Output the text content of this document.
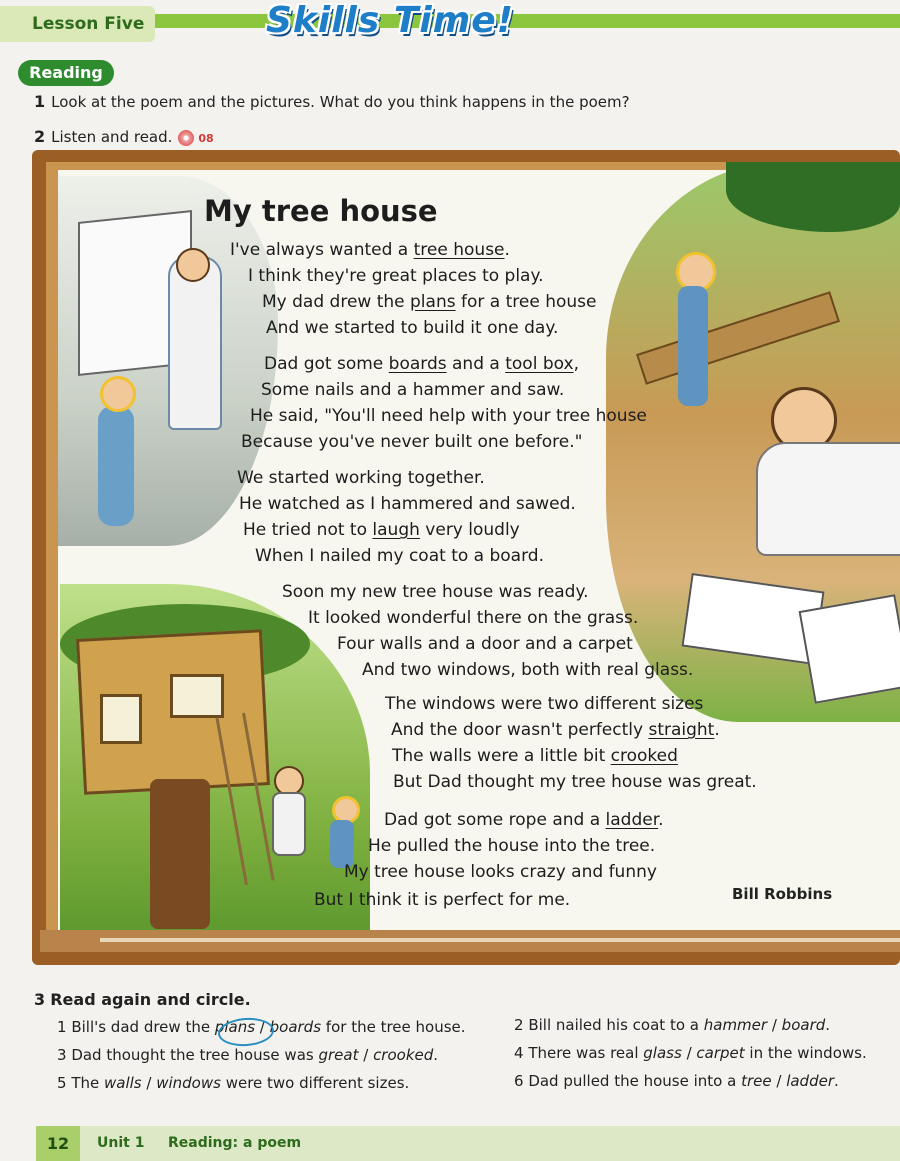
Lesson Five	Skills Time!
Reading
1 Look at the poem and the pictures. What do you think happens in the poem?
2 Listen and read. 08
My tree house
I've always wanted a tree house.
I think they're great places to play.
My dad drew the plans for a tree house
And we started to build it one day.
Dad got some boards and a tool box,
Some nails and a hammer and saw.
He said, "You'll need help with your tree house
Because you've never built one before."
We started working together.
He watched as I hammered and sawed.
He tried not to laugh very loudly
When I nailed my coat to a board.
Soon my new tree house was ready.
It looked wonderful there on the grass.
Four walls and a door and a carpet
And two windows, both with real glass.
The windows were two different sizes
And the door wasn't perfectly straight.
The walls were a little bit crooked
But Dad thought my tree house was great.
Dad got some rope and a ladder.
He pulled the house into the tree.
My tree house looks crazy and funny
But I think it is perfect for me.	Bill Robbins
3 Read again and circle.
1 Bill's dad drew the plans / boards for the tree house.	2 Bill nailed his coat to a hammer / board.
3 Dad thought the tree house was great / crooked.	4 There was real glass / carpet in the windows.
5 The walls / windows were two different sizes.	6 Dad pulled the house into a tree / ladder.
12	Unit 1 Reading: a poem
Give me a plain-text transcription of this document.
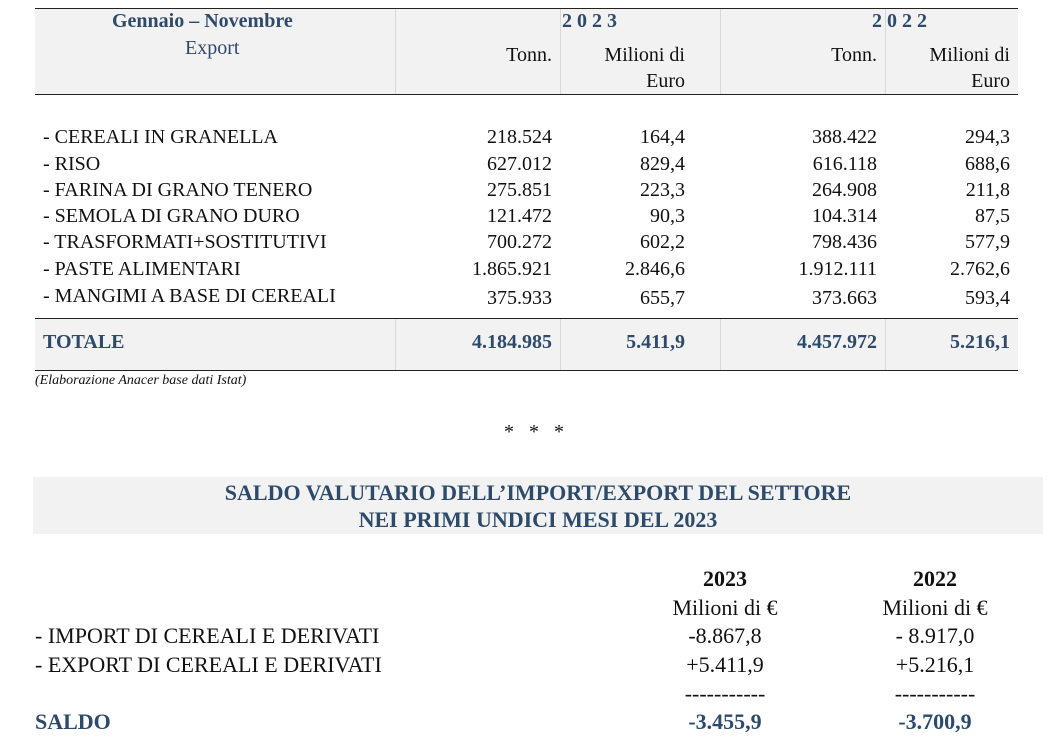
Gennaio – Novembre
Export
2 0 2 3	2 0 2 2
Tonn.	Milioni di
Euro
Tonn.	Milioni di
Euro
- CEREALI IN GRANELLA	218.524	164,4	388.422	294,3
- RISO	627.012	829,4	616.118	688,6
- FARINA DI GRANO TENERO	275.851	223,3	264.908	211,8
- SEMOLA DI GRANO DURO	121.472	90,3	104.314	87,5
- TRASFORMATI+SOSTITUTIVI	700.272	602,2	798.436	577,9
- PASTE ALIMENTARI	1.865.921	2.846,6	1.912.111	2.762,6
- MANGIMI A BASE DI CEREALI	375.933	655,7	373.663	593,4
TOTALE	4.184.985	5.411,9	4.457.972	5.216,1
(Elaborazione Anacer base dati Istat)
*   *   *
SALDO VALUTARIO DELL’IMPORT/EXPORT DEL SETTORE
NEI PRIMI UNDICI MESI DEL 2023
2023	2022
Milioni di €	Milioni di €
- IMPORT DI CEREALI E DERIVATI	-8.867,8	- 8.917,0
- EXPORT DI CEREALI E DERIVATI	+5.411,9	+5.216,1
-----------	-----------
SALDO	-3.455,9	-3.700,9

----------------------------------------

• **Stated problem**
Copy out each line in the preceding records that contains "CEREALI".

• **Task response**
- CEREALI IN GRANELLA	218.524	164,4	388.422	294,3
- MANGIMI A BASE DI CEREALI	375.933	655,7	373.663	593,4
- IMPORT DI CEREALI E DERIVATI	-8.867,8	- 8.917,0
- EXPORT DI CEREALI E DERIVATI	+5.411,9	+5.216,1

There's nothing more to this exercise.